Your objective – Your copy should begin at the line containing "Output a JSON" and end at the last line of the records; transcribe those lines exactly and leave out every picture.

Input material –
☆ ☆ ☆ ☆
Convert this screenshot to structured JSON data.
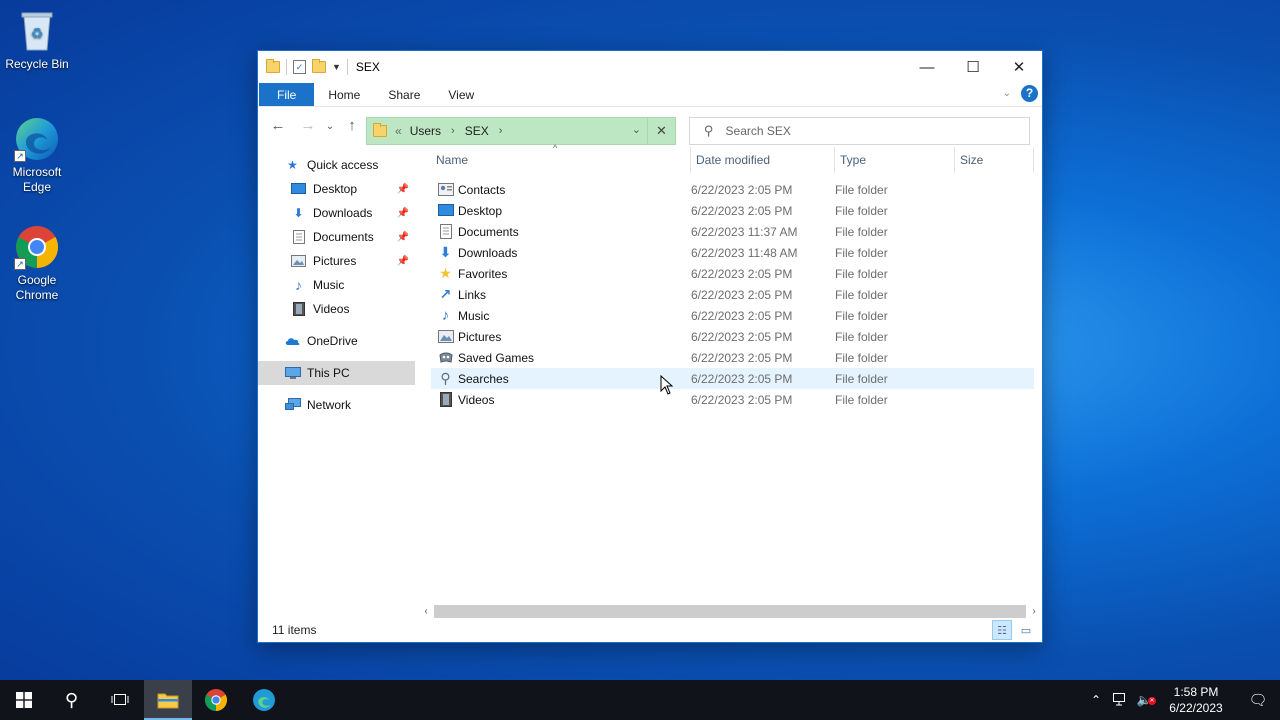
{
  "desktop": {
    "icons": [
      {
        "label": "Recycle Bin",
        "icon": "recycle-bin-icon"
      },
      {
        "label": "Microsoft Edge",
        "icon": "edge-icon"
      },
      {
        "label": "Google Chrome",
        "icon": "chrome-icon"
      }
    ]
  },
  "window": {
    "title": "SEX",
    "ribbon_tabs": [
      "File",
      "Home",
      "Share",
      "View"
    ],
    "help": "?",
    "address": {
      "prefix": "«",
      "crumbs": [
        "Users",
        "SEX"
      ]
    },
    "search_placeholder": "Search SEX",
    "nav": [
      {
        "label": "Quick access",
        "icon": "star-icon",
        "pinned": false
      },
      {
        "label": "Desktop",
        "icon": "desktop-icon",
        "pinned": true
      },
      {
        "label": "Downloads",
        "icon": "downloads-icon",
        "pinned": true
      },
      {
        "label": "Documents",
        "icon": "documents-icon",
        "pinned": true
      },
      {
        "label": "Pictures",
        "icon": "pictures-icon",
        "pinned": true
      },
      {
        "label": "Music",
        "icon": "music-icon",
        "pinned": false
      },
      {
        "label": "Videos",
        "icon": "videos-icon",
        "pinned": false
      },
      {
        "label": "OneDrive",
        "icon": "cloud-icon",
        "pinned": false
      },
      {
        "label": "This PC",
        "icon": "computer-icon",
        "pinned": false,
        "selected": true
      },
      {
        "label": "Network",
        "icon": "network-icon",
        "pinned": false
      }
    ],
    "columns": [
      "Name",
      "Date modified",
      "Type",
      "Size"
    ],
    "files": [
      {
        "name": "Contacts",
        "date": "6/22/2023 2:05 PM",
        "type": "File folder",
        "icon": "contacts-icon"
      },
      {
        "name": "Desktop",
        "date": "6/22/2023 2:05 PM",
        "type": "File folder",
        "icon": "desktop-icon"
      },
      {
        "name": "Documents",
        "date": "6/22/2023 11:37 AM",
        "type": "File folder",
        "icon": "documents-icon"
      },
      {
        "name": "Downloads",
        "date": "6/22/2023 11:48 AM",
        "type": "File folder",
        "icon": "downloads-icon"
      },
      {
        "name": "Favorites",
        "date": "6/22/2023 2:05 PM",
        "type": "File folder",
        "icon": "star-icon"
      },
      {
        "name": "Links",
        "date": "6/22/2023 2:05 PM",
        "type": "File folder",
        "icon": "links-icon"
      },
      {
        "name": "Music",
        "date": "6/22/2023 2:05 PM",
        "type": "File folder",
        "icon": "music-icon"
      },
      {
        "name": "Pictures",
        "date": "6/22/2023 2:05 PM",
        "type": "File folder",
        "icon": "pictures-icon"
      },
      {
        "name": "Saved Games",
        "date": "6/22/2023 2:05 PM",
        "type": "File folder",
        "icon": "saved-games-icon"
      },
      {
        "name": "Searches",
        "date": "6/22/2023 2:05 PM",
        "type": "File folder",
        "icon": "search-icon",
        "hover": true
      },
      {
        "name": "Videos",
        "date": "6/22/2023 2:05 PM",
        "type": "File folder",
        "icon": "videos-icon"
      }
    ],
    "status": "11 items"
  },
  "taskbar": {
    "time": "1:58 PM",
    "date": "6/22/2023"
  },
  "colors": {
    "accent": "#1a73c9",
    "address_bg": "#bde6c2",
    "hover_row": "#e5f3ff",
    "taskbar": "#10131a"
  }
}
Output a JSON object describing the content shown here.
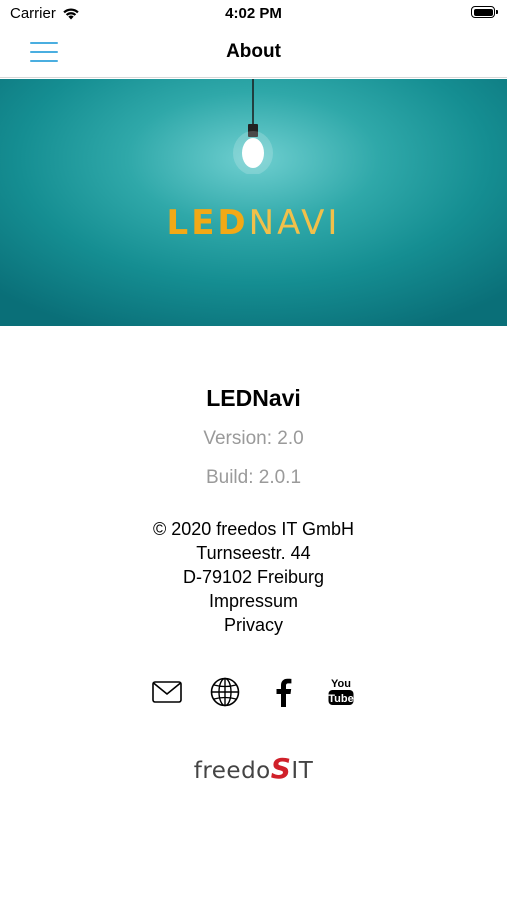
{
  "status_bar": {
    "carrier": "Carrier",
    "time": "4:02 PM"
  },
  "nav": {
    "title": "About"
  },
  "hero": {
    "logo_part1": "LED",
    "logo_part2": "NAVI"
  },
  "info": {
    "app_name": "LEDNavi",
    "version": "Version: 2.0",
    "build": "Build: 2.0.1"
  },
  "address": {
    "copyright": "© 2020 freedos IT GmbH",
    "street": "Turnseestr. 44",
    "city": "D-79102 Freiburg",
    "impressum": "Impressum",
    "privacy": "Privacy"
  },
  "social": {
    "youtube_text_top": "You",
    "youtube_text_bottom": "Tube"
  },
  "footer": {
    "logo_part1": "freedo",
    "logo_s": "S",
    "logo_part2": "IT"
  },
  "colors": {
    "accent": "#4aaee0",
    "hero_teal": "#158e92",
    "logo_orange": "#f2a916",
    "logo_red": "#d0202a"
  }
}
☆ ☆ ☆ ☆
Finished exercise –
Output a JSON object describing the content shown here.
{
  "status_bar": {
    "carrier": "Carrier",
    "time": "4:02 PM"
  },
  "nav": {
    "title": "About"
  },
  "hero": {
    "logo_part1": "LED",
    "logo_part2": "NAVI"
  },
  "info": {
    "app_name": "LEDNavi",
    "version": "Version: 2.0",
    "build": "Build: 2.0.1"
  },
  "address": {
    "copyright": "© 2020 freedos IT GmbH",
    "street": "Turnseestr. 44",
    "city": "D-79102 Freiburg",
    "impressum": "Impressum",
    "privacy": "Privacy"
  },
  "social": {
    "youtube_text_top": "You",
    "youtube_text_bottom": "Tube"
  },
  "footer": {
    "logo_part1": "freedo",
    "logo_s": "S",
    "logo_part2": "IT"
  },
  "colors": {
    "accent": "#4aaee0",
    "hero_teal": "#158e92",
    "logo_orange": "#f2a916",
    "logo_red": "#d0202a"
  }
}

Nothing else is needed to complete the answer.